▶ [GOAL]: Repeat the lines of the listing below verbatim, starting at the line that contains "Patent image size: (1155, 892)." and stopping after the line that contains "The cutting apparatus 1 is at (136, 120).". Give only those lines.

▶ [INPUT ROWS]:
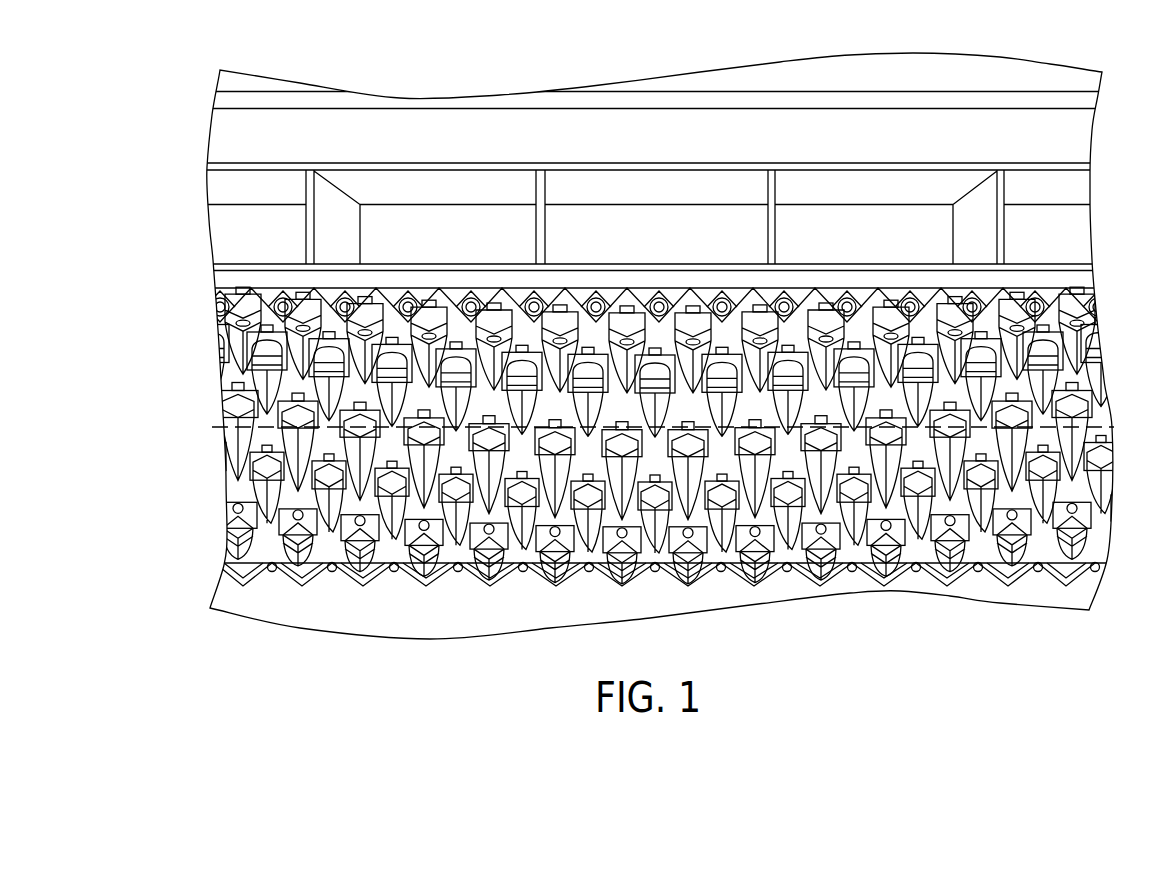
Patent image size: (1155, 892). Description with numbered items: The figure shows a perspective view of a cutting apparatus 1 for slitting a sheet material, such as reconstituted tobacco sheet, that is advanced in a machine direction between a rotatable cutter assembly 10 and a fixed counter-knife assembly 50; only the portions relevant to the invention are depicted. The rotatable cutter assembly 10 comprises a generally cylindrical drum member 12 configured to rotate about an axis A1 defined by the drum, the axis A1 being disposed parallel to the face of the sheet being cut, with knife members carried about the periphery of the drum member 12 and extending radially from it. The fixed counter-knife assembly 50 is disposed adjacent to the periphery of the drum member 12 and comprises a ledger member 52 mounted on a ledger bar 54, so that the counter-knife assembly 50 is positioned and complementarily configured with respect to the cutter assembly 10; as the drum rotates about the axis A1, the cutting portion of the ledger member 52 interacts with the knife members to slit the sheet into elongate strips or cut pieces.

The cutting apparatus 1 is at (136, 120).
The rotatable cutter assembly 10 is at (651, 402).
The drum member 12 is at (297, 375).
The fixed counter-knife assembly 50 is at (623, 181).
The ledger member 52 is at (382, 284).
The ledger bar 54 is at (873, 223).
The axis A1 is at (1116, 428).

...

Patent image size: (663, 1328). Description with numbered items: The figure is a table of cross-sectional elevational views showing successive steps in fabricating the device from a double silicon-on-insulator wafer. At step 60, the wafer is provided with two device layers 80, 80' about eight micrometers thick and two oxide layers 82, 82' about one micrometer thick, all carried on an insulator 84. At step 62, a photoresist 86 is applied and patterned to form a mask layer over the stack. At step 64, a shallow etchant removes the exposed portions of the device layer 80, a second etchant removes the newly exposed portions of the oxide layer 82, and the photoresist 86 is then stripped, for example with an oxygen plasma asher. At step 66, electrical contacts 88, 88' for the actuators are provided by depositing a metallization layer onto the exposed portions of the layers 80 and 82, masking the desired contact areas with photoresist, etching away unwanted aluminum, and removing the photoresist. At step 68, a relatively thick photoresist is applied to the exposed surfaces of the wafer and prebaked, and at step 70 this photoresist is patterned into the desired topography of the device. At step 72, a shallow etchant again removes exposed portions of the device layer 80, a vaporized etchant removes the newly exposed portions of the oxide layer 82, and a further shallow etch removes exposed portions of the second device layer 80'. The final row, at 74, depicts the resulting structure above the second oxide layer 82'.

▶ [THE REPLY]:
Patent image size: (1155, 892). Description with numbered items: The figure shows a perspective view of a cutting apparatus 1 for slitting a sheet material, such as reconstituted tobacco sheet, that is advanced in a machine direction between a rotatable cutter assembly 10 and a fixed counter-knife assembly 50; only the portions relevant to the invention are depicted. The rotatable cutter assembly 10 comprises a generally cylindrical drum member 12 configured to rotate about an axis A1 defined by the drum, the axis A1 being disposed parallel to the face of the sheet being cut, with knife members carried about the periphery of the drum member 12 and extending radially from it. The fixed counter-knife assembly 50 is disposed adjacent to the periphery of the drum member 12 and comprises a ledger member 52 mounted on a ledger bar 54, so that the counter-knife assembly 50 is positioned and complementarily configured with respect to the cutter assembly 10; as the drum rotates about the axis A1, the cutting portion of the ledger member 52 interacts with the knife members to slit the sheet into elongate strips or cut pieces.

The cutting apparatus 1 is at (136, 120).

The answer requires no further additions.